- Problem requirements
Check each line of the material. Copy those containing "nanometres".

- The data
'''
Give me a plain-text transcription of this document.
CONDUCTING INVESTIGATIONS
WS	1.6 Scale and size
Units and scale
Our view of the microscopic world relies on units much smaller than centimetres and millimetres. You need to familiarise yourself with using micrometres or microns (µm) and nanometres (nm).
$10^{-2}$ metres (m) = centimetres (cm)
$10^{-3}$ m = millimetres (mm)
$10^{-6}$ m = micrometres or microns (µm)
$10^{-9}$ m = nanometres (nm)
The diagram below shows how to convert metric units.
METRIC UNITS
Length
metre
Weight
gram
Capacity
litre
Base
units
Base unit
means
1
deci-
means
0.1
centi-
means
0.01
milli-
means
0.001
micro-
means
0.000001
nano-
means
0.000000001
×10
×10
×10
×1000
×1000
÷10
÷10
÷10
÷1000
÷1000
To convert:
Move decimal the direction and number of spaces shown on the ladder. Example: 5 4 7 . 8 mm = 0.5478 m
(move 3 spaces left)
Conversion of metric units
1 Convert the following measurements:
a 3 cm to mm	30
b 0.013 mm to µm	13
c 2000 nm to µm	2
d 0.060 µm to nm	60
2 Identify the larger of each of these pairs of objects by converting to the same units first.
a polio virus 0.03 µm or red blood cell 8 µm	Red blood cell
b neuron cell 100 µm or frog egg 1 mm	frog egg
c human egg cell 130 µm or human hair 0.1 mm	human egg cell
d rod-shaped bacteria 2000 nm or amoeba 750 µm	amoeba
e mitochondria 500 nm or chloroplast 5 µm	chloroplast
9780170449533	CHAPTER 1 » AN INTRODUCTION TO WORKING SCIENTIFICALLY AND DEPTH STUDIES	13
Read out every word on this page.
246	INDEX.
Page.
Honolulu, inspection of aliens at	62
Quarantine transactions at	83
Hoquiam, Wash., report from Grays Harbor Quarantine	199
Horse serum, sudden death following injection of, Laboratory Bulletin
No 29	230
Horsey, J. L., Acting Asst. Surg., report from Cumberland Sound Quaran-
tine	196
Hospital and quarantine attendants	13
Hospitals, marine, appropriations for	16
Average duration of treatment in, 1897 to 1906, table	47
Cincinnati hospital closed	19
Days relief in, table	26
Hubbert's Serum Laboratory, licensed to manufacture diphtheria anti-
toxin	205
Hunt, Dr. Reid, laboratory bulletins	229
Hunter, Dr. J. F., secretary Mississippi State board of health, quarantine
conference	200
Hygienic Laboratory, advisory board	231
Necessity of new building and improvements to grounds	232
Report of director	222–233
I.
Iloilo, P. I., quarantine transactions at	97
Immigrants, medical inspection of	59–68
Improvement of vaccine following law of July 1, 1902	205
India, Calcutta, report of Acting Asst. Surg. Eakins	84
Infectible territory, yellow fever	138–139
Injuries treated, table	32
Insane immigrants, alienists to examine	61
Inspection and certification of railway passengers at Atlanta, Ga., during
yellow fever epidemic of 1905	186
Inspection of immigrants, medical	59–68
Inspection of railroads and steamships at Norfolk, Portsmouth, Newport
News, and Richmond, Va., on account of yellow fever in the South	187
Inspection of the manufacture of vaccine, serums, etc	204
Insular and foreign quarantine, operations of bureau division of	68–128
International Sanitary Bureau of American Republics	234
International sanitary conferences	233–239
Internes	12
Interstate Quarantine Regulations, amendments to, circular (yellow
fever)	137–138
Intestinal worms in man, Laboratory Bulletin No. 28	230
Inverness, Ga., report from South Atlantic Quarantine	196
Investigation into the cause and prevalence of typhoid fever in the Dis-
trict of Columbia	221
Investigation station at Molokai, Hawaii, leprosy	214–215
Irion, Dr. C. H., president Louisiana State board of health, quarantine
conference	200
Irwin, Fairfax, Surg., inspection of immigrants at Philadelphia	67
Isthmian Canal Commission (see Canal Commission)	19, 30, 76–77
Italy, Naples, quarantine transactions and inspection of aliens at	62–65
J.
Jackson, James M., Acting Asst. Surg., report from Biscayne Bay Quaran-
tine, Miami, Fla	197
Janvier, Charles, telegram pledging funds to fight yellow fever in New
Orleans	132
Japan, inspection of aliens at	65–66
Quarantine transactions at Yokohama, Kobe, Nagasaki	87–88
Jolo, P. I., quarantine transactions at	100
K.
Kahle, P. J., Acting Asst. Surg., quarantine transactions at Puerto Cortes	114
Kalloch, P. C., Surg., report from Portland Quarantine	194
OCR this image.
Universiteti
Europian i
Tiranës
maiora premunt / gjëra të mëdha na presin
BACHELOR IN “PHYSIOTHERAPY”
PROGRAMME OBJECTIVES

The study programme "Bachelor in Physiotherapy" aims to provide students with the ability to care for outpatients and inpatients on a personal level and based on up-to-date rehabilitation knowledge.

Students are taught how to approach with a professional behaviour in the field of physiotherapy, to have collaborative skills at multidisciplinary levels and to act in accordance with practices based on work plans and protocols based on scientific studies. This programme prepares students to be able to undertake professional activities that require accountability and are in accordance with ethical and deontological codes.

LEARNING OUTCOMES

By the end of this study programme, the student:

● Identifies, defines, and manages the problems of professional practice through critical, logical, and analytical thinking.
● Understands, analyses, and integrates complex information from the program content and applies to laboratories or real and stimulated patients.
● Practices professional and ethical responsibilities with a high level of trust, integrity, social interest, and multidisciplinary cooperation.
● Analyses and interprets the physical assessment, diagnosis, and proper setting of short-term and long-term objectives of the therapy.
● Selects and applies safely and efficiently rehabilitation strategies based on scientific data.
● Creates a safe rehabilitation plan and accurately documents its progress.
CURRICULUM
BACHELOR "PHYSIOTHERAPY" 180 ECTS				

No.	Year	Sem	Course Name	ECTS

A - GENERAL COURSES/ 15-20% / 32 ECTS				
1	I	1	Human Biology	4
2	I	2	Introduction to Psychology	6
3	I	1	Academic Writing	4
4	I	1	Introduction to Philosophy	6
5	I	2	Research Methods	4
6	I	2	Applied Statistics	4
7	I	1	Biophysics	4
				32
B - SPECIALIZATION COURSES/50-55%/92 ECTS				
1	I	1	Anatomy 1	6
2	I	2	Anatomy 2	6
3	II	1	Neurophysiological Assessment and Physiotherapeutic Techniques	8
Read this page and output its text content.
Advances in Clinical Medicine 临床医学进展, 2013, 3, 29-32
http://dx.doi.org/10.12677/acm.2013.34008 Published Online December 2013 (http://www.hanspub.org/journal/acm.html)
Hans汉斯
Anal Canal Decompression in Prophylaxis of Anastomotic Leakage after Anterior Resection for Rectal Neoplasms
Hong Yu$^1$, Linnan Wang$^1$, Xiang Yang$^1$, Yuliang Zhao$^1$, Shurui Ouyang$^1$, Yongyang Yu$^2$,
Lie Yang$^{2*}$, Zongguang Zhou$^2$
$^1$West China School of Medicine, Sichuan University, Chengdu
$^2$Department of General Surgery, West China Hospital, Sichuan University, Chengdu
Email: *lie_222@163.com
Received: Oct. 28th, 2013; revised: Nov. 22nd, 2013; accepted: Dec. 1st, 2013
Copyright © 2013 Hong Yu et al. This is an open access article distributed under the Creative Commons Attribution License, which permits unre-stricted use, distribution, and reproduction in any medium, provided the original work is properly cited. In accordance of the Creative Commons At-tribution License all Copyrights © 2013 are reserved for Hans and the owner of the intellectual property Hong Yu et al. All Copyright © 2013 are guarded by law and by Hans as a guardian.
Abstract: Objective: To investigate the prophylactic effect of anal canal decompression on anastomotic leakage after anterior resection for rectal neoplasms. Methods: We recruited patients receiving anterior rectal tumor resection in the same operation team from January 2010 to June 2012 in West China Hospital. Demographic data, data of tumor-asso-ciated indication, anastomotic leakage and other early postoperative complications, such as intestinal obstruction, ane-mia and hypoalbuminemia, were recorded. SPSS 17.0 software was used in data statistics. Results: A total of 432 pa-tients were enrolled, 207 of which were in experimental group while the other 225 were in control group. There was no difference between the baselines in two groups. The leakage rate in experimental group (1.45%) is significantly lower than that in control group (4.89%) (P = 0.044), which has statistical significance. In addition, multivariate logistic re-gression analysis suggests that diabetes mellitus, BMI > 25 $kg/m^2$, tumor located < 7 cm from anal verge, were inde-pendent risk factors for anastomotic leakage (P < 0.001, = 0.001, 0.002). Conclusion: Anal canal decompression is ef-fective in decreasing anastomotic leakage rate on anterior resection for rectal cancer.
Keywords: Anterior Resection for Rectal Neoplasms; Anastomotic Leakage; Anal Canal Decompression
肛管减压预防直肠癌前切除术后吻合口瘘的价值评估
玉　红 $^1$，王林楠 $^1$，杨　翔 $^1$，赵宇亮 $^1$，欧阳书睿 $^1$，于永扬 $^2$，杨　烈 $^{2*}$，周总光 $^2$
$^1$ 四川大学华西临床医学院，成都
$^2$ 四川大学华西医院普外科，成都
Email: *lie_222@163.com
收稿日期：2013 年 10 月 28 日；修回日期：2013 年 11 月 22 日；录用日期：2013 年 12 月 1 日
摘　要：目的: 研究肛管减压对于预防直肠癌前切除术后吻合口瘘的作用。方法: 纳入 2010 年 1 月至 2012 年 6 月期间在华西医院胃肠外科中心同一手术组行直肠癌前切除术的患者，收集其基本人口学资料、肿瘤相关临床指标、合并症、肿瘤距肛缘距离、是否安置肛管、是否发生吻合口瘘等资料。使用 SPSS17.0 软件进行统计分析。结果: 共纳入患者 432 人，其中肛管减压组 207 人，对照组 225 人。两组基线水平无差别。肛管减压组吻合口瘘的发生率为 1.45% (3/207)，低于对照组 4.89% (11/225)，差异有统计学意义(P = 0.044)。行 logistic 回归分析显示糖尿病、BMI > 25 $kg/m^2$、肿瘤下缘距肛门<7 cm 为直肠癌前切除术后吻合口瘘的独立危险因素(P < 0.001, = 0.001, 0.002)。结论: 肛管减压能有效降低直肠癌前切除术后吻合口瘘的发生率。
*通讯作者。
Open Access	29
'''
- Exercise answer
Our view of the microscopic world relies on units much smaller than centimetres and millimetres. You need to familiarise yourself with using micrometres or microns (µm) and nanometres (nm).
$10^{-9}$ m = nanometres (nm)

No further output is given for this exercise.